(Data entries)
%%

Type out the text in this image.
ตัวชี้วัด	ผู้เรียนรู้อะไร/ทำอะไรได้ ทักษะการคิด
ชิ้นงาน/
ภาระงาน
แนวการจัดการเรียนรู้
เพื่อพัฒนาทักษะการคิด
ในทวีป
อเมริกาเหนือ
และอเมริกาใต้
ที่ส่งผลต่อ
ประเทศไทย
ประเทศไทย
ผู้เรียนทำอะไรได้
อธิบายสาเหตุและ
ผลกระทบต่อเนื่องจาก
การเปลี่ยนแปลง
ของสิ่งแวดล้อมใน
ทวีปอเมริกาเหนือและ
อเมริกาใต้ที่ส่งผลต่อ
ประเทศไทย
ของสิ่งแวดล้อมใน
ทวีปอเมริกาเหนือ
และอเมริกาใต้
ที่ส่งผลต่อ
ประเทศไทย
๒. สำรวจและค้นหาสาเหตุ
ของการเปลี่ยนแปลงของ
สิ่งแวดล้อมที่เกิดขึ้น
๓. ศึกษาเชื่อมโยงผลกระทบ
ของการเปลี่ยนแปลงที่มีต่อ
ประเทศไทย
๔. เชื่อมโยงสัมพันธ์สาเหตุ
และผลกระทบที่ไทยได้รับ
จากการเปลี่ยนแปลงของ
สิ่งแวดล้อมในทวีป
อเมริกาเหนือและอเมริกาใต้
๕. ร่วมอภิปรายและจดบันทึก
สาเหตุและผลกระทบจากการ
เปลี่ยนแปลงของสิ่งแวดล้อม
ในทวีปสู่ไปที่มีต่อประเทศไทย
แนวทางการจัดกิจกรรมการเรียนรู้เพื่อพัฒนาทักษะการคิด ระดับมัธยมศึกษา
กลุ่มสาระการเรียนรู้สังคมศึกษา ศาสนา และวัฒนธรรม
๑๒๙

%%

-- Prompt --
Quote each line of the data above exactly as written.

-- The result --
Type out the text in this image.
ตัวชี้วัด	ผู้เรียนรู้อะไร/ทำอะไรได้ ทักษะการคิด
ชิ้นงาน/
ภาระงาน
แนวการจัดการเรียนรู้
เพื่อพัฒนาทักษะการคิด
ในทวีป
อเมริกาเหนือ
และอเมริกาใต้
ที่ส่งผลต่อ
ประเทศไทย
ประเทศไทย
ผู้เรียนทำอะไรได้
อธิบายสาเหตุและ
ผลกระทบต่อเนื่องจาก
การเปลี่ยนแปลง
ของสิ่งแวดล้อมใน
ทวีปอเมริกาเหนือและ
อเมริกาใต้ที่ส่งผลต่อ
ประเทศไทย
ของสิ่งแวดล้อมใน
ทวีปอเมริกาเหนือ
และอเมริกาใต้
ที่ส่งผลต่อ
ประเทศไทย
๒. สำรวจและค้นหาสาเหตุ
ของการเปลี่ยนแปลงของ
สิ่งแวดล้อมที่เกิดขึ้น
๓. ศึกษาเชื่อมโยงผลกระทบ
ของการเปลี่ยนแปลงที่มีต่อ
ประเทศไทย
๔. เชื่อมโยงสัมพันธ์สาเหตุ
และผลกระทบที่ไทยได้รับ
จากการเปลี่ยนแปลงของ
สิ่งแวดล้อมในทวีป
อเมริกาเหนือและอเมริกาใต้
๕. ร่วมอภิปรายและจดบันทึก
สาเหตุและผลกระทบจากการ
เปลี่ยนแปลงของสิ่งแวดล้อม
ในทวีปสู่ไปที่มีต่อประเทศไทย
แนวทางการจัดกิจกรรมการเรียนรู้เพื่อพัฒนาทักษะการคิด ระดับมัธยมศึกษา
กลุ่มสาระการเรียนรู้สังคมศึกษา ศาสนา และวัฒนธรรม
๑๒๙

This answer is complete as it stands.